Dataset rows about figures
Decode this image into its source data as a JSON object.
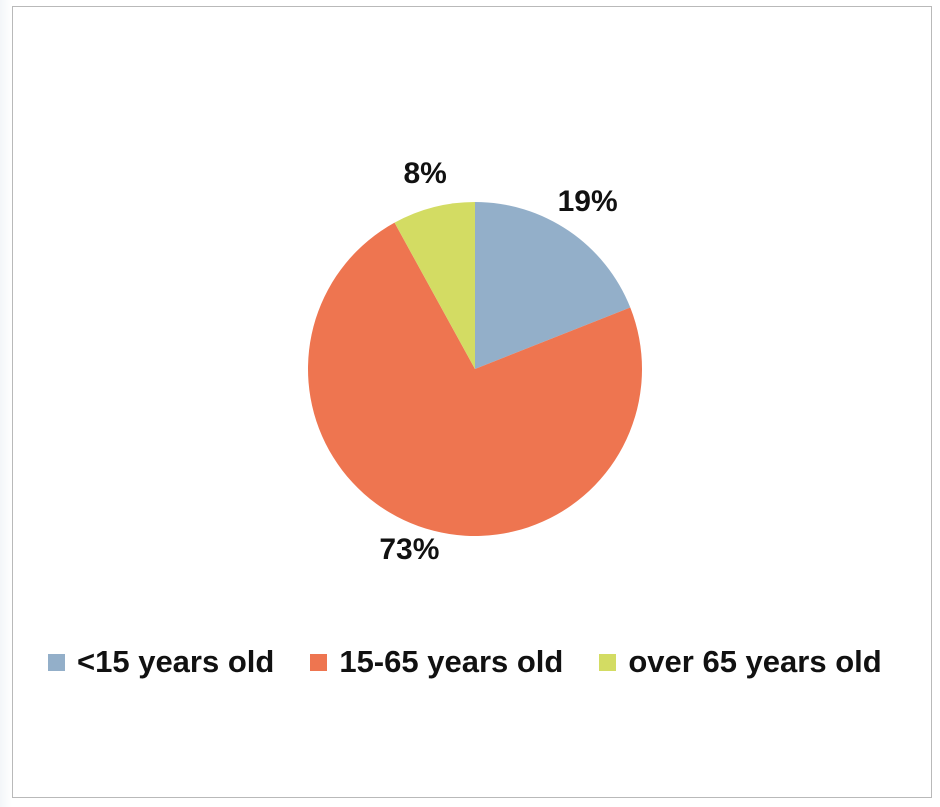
{
  "chart_data": {
    "type": "pie",
    "title": "",
    "categories": [
      "<15 years old",
      "15-65 years old",
      "over 65 years old"
    ],
    "values": [
      19,
      73,
      8
    ],
    "data_labels": [
      "19%",
      "73%",
      "8%"
    ],
    "colors": [
      "#93afc9",
      "#ee7550",
      "#d3dc63"
    ],
    "start_angle_deg": 0,
    "direction": "clockwise",
    "legend": {
      "position": "bottom",
      "items": [
        {
          "label": "<15 years old",
          "color": "#93afc9"
        },
        {
          "label": "15-65 years old",
          "color": "#ee7550"
        },
        {
          "label": "over 65 years old",
          "color": "#d3dc63"
        }
      ]
    }
  }
}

WRITTEN EXERCISE:
Scan the listing above and copy all lines containing the word "over".

EXERCISE SOLUTION:
      "over 65 years old"
          "label": "over 65 years old",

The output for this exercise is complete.